§ Text excerpt:
>>

Stupid NC Media Cartel: Bill Barber = MLK | Eastern North Carolina Now

        Publisher's note: Brant Clifton takes issue with the poorly perceived recognition of the perception of others regarding protesters, who have way too much time on their hands, in his "bare knuckles" Conservative online publication known as The Daily Haymaker.

    The lies have been flying fast and furious regarding Bill Barber's Moral Monday nonsense at the legislative building. The mainstream media has bent over backwards to hide the fact that the whole thing is being orchestrated by professional, veteran left-wing agitators with a sprinkling of Chapel Hill-Carrboro granola-ites. They refuse to report that The State Employees Association of North Carolina is fiercely opposed to the Moral Monday circus. They regurgitate protester talking points about General Assembly legislation. Civitas and a number of other bloggers across the state attempt to inject some truth into this story, and the legacy media goes nuts - throwing out comparisons to Joe McCarthy, Bull Connor, The Klan, and Adolf Hitler.

    Scott Mooneyham - brown noser extraordinaire - has come onto our radar today. Ol' Scott has been hanging around North Carolina's drive-by media for aeons. (He was at The Fayetteville Observer during my time with the drive-bys.) As long as I've followed Scott, he has been a kiss-up to the statists and bureaucrats. He's bent over backwards to make those folks look good, and has shot right up the ranks of the mainstream media.

<<

§ Task list:
a. In the Moral Monday piece, how would the stretch from "Scott Mooneyham - brown" through "the mainstream media." read with "aeons" replaced by "decades"? Rewrite it that way.
b. According to the Moral Monday piece, what sets off the legacy media's comparisons to Joe McCarthy, Bull Connor, The Klan, and Adolf Hitler?

§ Data excerpts:
>>

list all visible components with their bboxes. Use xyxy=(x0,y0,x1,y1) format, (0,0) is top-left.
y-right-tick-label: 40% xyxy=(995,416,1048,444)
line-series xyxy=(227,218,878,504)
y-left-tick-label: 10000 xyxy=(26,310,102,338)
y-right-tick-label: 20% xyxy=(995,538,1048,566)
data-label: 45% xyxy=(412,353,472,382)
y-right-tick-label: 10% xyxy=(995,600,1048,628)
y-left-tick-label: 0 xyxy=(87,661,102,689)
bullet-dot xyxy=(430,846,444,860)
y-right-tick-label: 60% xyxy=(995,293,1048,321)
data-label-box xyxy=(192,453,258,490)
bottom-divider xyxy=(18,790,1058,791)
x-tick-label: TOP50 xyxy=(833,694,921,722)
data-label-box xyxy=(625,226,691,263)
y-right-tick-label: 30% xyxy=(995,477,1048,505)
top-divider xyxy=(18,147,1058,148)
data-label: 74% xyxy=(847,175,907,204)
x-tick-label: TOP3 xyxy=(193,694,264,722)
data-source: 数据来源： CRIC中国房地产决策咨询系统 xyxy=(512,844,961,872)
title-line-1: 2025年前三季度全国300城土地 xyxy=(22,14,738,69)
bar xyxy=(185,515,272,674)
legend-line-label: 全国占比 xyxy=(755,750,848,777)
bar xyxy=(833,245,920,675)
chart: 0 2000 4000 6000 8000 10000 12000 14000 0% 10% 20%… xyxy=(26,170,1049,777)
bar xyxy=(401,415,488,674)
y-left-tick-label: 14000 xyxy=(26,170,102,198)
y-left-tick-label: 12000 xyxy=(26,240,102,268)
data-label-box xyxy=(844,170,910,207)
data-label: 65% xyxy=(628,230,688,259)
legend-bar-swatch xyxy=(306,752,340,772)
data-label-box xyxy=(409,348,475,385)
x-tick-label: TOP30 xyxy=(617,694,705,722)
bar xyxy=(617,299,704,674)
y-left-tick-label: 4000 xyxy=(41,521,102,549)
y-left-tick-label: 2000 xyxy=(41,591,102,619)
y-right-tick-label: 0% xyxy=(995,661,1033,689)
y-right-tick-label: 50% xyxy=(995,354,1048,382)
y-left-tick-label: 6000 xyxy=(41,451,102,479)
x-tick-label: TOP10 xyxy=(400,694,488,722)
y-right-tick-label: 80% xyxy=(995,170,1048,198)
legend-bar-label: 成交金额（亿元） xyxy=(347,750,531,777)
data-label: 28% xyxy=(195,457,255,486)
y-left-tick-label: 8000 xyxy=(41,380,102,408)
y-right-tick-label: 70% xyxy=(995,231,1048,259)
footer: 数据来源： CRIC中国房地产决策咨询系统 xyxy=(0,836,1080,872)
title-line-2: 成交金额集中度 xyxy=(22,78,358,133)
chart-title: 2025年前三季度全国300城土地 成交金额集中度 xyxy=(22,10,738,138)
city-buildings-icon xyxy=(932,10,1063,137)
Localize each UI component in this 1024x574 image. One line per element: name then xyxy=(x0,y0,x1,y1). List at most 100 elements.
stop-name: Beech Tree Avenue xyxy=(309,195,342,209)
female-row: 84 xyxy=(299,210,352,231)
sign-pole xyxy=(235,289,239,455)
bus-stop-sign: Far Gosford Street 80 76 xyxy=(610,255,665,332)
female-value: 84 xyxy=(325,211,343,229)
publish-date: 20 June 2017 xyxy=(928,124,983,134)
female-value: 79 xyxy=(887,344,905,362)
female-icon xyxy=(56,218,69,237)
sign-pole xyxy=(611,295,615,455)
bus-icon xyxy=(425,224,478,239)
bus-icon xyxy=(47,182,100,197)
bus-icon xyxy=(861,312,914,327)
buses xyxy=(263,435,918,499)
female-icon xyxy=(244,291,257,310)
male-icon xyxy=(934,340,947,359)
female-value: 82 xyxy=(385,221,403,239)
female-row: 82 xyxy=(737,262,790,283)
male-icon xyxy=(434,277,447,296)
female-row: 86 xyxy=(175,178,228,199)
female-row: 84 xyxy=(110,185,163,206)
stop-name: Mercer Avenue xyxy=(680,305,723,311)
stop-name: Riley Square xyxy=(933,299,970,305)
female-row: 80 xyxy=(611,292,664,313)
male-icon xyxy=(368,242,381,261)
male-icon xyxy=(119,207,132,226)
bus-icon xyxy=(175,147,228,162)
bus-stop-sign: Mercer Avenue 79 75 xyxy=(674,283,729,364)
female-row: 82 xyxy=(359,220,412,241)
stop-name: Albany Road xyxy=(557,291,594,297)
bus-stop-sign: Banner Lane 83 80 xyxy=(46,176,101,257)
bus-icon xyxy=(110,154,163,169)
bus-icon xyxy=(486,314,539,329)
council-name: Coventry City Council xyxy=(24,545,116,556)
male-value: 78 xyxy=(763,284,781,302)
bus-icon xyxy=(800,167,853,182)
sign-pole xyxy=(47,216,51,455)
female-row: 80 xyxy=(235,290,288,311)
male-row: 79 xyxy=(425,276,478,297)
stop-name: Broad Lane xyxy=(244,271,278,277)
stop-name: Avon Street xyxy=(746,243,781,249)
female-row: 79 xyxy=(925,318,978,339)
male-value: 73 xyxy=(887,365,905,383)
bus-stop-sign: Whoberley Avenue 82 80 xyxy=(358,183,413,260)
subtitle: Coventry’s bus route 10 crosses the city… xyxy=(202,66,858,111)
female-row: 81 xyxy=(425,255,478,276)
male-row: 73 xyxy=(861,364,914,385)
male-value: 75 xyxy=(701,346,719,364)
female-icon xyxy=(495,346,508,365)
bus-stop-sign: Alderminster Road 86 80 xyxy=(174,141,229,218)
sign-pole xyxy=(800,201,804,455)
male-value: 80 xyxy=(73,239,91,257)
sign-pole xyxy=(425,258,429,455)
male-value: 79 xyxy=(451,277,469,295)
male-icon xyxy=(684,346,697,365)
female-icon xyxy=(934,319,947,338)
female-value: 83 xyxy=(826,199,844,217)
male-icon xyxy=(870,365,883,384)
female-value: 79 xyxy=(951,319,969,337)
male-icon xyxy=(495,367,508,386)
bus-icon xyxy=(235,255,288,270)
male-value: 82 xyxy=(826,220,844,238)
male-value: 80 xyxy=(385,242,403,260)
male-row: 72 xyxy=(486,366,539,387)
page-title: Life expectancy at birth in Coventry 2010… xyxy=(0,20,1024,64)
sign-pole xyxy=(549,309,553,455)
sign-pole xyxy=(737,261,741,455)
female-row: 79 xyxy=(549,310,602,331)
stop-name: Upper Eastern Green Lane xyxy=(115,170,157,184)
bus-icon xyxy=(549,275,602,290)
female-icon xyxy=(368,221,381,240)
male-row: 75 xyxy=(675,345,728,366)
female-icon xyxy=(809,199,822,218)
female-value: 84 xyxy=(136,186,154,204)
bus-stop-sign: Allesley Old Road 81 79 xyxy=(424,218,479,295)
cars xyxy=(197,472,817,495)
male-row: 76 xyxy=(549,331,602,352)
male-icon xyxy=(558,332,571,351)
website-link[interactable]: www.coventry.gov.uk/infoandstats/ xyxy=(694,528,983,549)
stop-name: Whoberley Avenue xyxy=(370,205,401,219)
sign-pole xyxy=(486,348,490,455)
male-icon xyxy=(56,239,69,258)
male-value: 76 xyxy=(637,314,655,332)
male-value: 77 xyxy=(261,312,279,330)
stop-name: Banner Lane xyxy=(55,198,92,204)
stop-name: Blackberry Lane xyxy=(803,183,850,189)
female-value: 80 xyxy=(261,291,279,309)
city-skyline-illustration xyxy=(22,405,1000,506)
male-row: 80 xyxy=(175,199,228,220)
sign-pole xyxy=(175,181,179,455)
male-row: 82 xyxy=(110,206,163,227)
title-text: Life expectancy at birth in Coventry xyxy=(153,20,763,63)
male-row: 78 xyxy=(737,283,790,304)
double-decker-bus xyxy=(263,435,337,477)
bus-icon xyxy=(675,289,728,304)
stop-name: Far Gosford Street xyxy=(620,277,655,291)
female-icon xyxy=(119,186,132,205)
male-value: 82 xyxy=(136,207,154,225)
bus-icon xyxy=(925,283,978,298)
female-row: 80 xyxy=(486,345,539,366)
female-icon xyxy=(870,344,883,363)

<<

§ Outputs by task:
a.
Scott Mooneyham - brown noser extraordinaire - has come onto our radar today. Ol' Scott has been hanging around North Carolina's drive-by media for decades. (He was at The Fayetteville Observer during my time with the drive-bys.) As long as I've followed Scott, he has been a kiss-up to the statists and bureaucrats. He's bent over backwards to make those folks look good, and has shot right up the ranks of the mainstream media.

b. The comparisons start when Civitas and a number of other bloggers across the state try to inject some truth into the story. The piece says the legacy media then goes nuts and throws them out.